§ Given problem
Copy each line that holds "this".

§ Task input
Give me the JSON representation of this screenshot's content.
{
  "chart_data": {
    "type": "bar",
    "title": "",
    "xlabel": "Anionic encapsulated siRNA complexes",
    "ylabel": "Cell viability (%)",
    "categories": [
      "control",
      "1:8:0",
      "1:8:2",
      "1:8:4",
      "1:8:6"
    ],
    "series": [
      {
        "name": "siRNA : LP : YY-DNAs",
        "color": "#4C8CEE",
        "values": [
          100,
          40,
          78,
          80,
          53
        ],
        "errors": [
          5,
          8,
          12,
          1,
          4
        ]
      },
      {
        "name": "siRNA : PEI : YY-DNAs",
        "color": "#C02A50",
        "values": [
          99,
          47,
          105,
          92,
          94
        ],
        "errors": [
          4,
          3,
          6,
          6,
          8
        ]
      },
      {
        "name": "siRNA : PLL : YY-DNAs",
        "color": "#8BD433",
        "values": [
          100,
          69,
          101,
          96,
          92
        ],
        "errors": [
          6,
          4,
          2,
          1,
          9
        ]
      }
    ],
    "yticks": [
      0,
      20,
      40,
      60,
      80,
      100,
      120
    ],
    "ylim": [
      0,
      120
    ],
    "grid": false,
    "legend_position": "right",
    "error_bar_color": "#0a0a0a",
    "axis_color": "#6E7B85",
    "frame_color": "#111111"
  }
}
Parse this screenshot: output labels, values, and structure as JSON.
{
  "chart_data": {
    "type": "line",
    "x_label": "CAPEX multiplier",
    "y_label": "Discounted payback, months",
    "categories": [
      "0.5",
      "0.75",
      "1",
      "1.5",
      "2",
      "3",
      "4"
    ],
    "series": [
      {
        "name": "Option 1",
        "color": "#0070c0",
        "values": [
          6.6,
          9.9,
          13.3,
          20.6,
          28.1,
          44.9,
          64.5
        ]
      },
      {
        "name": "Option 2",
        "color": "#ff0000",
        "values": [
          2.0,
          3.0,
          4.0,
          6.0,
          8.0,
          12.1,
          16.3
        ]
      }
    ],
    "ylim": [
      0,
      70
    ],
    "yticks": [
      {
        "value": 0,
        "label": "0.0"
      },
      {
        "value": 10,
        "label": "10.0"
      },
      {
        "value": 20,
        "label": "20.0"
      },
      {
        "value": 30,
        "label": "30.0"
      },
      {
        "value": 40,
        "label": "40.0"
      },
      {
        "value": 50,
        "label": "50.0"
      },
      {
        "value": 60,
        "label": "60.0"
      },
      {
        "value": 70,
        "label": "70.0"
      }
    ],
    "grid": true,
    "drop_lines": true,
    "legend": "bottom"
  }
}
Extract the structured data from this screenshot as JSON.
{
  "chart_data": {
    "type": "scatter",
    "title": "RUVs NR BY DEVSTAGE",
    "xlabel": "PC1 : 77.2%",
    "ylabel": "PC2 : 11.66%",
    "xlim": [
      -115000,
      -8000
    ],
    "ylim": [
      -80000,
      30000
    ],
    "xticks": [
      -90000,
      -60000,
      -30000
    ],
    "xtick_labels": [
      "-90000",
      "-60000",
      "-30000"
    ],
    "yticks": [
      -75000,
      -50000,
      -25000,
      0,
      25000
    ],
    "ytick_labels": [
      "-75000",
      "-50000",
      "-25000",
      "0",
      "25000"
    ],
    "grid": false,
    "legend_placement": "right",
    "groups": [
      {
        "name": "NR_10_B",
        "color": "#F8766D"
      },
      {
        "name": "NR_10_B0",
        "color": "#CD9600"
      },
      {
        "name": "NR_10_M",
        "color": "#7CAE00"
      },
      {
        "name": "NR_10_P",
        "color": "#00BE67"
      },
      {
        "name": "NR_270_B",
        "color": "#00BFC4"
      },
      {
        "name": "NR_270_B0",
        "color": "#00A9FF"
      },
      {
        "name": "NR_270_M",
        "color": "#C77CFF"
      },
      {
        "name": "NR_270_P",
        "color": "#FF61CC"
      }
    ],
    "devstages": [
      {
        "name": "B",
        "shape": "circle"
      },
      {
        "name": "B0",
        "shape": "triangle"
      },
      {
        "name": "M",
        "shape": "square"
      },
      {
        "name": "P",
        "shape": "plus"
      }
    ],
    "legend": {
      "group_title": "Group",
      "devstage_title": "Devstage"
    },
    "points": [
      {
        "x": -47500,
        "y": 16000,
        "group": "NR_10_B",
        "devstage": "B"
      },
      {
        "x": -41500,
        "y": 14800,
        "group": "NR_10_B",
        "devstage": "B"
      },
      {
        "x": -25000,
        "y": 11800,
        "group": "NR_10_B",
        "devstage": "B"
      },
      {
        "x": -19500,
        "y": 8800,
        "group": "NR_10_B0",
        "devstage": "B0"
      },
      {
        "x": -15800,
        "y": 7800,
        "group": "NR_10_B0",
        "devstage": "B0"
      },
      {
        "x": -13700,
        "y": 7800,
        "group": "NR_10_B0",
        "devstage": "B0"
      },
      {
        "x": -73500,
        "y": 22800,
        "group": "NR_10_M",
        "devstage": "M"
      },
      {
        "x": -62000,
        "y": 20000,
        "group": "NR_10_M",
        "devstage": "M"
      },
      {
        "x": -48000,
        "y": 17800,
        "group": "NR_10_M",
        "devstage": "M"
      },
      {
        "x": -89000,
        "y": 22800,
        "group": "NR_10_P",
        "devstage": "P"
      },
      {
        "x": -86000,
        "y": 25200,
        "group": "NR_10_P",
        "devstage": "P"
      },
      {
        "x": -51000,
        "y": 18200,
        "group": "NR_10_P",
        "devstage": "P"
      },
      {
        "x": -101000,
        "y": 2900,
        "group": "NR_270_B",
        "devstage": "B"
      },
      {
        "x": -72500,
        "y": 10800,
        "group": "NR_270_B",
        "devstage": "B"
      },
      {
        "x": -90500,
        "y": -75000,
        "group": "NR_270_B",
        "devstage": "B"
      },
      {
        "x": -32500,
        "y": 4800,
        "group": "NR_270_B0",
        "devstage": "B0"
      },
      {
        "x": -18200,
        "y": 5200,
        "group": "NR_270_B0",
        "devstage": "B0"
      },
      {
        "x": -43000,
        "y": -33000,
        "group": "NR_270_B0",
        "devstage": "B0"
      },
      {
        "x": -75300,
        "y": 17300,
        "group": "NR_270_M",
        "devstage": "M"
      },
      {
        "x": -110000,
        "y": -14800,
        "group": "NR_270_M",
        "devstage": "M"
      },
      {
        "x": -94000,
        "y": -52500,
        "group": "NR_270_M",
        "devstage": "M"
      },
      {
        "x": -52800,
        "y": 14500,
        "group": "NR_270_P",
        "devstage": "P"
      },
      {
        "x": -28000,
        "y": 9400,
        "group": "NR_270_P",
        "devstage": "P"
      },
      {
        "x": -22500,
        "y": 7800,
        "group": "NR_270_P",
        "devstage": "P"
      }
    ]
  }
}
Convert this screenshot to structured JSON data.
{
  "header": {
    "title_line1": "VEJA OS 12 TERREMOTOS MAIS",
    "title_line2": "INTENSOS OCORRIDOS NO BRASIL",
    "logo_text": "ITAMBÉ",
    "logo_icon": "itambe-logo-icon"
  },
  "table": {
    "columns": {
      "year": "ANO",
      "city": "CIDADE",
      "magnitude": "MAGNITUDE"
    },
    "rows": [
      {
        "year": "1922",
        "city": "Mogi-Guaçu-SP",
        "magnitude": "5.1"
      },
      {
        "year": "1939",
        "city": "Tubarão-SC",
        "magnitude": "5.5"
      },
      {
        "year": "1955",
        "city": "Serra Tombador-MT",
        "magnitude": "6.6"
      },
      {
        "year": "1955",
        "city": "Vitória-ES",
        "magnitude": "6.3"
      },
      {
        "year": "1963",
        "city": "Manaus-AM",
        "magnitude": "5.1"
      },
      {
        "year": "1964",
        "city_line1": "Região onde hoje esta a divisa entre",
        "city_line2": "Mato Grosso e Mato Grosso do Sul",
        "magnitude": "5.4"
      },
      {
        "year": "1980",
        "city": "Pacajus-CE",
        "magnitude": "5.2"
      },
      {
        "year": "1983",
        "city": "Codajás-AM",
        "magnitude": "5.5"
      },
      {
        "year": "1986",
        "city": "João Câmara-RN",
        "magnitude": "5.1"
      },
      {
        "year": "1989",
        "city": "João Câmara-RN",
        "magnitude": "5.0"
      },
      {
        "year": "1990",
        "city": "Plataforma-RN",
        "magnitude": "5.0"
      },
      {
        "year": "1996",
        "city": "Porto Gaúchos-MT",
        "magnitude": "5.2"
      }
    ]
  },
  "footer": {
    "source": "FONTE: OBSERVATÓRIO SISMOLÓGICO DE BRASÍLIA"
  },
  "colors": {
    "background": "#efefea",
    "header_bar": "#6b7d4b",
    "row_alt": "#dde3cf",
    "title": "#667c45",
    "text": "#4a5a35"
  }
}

§ Correct result
Give me the JSON representation of this screenshot's content.
Parse this screenshot: output labels, values, and structure as JSON.
Extract the structured data from this screenshot as JSON.
Convert this screenshot to structured JSON data.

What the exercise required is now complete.